**Work instructions:**
Gather all lines with "label" from the records.

**Supplied records:**
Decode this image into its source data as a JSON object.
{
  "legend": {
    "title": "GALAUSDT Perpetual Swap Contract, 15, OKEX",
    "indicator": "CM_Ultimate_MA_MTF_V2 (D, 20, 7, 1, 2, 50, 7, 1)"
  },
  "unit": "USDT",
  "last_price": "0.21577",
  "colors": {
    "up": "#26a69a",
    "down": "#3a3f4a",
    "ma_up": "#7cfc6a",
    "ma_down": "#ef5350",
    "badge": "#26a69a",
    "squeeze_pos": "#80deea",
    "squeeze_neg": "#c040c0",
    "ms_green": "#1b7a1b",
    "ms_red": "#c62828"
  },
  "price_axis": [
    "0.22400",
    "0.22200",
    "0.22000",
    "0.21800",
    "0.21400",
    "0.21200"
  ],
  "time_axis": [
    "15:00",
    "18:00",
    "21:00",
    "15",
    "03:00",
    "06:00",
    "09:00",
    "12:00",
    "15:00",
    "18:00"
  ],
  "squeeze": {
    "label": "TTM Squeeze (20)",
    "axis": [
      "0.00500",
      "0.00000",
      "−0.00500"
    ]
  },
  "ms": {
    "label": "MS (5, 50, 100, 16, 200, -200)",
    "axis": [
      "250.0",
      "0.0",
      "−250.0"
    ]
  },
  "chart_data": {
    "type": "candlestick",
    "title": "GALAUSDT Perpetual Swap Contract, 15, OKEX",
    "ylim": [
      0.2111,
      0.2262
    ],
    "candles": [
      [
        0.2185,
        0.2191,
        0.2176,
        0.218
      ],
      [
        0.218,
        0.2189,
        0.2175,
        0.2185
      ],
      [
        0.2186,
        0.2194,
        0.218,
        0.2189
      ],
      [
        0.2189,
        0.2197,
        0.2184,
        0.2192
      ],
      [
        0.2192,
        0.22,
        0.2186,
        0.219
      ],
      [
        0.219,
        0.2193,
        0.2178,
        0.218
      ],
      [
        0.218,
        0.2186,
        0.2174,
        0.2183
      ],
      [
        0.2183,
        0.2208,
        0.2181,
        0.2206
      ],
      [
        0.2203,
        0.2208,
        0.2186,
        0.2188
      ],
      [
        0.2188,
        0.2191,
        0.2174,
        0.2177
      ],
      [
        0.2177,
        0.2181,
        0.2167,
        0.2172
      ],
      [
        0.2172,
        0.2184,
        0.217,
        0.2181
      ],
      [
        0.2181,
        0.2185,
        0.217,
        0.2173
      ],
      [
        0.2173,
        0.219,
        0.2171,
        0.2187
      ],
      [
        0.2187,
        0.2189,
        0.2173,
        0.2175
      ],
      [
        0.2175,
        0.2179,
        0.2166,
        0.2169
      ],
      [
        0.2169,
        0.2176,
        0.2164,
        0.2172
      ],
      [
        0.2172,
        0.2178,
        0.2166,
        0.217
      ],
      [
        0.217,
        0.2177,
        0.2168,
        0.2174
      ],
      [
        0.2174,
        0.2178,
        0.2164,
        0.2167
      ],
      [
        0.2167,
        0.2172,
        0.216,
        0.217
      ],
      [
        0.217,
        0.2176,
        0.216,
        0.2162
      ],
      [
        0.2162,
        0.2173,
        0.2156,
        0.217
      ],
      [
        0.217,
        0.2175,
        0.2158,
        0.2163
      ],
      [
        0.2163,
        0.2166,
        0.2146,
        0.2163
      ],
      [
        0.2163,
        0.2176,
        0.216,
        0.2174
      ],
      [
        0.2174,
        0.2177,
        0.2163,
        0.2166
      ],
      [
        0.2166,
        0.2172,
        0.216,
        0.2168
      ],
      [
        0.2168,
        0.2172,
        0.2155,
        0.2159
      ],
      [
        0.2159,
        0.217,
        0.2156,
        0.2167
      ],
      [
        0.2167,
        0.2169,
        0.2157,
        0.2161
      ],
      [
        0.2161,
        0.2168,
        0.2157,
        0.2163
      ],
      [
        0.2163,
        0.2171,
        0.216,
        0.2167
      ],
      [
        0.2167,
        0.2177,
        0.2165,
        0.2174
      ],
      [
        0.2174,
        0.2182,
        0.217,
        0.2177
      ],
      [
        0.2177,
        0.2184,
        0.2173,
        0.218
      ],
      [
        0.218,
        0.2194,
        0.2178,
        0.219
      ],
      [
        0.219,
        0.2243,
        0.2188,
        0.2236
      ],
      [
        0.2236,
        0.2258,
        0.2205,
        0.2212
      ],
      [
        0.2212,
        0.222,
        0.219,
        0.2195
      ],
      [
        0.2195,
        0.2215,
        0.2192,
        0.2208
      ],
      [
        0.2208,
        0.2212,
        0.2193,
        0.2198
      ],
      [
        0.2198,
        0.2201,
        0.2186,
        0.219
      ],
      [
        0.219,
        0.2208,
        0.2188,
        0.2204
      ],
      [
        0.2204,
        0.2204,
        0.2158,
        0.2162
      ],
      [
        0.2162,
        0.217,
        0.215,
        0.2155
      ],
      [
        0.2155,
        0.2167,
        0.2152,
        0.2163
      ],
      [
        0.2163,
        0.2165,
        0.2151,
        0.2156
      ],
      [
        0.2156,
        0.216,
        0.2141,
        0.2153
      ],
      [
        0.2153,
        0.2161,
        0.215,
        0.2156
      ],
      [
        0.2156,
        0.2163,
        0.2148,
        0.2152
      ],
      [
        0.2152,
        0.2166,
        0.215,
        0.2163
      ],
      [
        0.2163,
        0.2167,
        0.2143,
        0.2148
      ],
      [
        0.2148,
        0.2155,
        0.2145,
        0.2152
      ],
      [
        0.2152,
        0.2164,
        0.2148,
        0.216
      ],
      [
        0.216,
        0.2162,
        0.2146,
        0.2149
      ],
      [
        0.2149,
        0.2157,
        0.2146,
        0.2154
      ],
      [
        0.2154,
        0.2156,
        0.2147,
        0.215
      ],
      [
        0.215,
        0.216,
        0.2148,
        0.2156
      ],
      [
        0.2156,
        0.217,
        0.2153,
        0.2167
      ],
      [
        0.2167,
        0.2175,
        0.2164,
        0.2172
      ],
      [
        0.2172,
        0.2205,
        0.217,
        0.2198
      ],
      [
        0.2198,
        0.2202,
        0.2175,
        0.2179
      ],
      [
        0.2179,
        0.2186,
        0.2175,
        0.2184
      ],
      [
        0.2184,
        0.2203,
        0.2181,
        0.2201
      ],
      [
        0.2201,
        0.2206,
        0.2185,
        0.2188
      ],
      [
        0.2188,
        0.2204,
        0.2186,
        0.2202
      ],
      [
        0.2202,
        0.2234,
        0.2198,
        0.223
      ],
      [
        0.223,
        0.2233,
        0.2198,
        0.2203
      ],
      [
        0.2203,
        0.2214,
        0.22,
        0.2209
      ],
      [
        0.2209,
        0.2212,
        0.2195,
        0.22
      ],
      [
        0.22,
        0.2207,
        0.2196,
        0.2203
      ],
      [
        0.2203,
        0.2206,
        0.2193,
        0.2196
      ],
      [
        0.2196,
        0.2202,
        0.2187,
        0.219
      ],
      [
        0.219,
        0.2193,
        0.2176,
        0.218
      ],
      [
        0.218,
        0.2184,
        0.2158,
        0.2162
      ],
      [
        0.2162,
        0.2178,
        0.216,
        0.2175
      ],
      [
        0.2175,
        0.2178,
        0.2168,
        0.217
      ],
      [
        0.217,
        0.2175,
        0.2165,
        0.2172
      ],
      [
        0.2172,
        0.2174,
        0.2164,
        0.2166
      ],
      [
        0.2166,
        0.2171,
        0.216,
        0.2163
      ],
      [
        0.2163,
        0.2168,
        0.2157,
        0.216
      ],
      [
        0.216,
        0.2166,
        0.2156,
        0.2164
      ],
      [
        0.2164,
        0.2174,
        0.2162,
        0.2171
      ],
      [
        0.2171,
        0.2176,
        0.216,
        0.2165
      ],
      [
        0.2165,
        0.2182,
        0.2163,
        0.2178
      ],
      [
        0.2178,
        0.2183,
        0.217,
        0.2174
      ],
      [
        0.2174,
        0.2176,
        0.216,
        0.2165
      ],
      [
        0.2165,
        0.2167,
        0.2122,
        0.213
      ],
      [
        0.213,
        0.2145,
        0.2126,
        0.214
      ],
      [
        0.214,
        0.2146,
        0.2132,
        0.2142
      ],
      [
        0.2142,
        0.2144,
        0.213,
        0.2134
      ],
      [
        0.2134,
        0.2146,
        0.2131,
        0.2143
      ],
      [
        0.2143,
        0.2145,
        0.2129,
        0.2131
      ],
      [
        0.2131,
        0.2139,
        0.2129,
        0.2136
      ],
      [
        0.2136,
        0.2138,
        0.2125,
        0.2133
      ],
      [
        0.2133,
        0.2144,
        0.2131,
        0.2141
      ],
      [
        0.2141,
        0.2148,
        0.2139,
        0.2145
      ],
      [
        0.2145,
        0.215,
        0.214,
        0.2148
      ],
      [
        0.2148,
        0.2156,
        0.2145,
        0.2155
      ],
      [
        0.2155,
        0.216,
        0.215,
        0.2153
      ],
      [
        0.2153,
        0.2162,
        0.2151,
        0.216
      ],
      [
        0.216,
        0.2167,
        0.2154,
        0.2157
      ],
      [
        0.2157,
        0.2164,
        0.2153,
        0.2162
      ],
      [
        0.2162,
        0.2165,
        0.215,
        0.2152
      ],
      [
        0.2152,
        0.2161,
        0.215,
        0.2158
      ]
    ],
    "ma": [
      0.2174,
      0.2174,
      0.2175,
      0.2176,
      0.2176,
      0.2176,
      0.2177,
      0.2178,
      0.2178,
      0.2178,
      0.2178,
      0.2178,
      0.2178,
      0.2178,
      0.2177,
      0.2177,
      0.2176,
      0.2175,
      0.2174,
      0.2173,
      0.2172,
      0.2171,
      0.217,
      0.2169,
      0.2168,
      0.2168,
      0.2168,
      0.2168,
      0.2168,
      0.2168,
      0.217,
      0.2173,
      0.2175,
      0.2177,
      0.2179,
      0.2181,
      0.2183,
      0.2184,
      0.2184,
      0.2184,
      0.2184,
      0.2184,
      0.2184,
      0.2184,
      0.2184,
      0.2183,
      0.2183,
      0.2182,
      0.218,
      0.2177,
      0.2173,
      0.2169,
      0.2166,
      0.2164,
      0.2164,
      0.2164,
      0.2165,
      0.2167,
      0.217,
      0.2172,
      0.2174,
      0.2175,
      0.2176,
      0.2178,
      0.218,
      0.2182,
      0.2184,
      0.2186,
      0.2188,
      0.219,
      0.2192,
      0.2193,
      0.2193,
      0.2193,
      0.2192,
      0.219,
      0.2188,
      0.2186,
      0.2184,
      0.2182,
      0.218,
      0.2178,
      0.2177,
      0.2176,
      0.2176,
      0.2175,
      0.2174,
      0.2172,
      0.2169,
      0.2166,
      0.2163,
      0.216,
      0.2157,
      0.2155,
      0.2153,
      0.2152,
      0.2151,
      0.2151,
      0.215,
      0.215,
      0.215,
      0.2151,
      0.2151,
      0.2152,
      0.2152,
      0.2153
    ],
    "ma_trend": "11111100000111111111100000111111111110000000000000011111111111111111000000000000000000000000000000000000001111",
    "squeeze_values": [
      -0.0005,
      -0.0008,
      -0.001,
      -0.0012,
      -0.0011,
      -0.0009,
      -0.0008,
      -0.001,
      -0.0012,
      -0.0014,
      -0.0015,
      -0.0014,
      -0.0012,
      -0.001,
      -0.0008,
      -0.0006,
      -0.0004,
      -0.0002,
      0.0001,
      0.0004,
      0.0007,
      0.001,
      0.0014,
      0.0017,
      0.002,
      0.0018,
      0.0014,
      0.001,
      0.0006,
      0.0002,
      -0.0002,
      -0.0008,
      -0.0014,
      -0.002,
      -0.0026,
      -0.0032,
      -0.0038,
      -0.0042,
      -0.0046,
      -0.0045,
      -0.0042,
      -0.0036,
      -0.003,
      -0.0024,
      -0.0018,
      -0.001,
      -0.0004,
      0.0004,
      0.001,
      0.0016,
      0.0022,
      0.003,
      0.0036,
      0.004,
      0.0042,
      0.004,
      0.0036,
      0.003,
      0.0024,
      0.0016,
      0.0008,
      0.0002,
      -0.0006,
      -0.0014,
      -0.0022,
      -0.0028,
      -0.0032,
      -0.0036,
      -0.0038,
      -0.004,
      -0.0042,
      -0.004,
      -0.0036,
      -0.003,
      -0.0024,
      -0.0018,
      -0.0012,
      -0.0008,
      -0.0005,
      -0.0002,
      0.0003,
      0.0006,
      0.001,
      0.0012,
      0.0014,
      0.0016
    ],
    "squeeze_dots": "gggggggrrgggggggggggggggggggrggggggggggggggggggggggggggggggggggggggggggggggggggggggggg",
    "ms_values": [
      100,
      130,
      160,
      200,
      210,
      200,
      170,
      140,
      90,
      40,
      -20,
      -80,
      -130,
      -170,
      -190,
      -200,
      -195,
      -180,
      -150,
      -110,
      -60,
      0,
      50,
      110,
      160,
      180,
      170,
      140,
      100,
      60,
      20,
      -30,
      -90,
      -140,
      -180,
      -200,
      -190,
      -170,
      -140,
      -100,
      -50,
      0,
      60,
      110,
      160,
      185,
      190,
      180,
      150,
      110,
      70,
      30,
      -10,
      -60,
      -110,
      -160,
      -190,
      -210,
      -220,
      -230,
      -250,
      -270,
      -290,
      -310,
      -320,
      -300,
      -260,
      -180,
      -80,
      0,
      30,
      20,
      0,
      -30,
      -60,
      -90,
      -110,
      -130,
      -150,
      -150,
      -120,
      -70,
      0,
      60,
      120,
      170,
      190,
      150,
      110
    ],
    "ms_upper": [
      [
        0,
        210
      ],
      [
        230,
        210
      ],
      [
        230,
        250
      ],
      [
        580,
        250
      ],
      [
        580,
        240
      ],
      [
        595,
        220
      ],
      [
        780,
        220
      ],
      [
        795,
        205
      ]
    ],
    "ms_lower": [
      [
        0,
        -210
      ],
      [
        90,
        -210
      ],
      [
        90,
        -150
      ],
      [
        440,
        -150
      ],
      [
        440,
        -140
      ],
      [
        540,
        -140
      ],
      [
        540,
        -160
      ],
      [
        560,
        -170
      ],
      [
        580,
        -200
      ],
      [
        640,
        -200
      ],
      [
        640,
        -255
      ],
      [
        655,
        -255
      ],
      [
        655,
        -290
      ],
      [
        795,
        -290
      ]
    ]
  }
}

**Exercise output:**
    "label": "TTM Squeeze (20)",
    "label": "MS (5, 50, 100, 16, 200, -200)",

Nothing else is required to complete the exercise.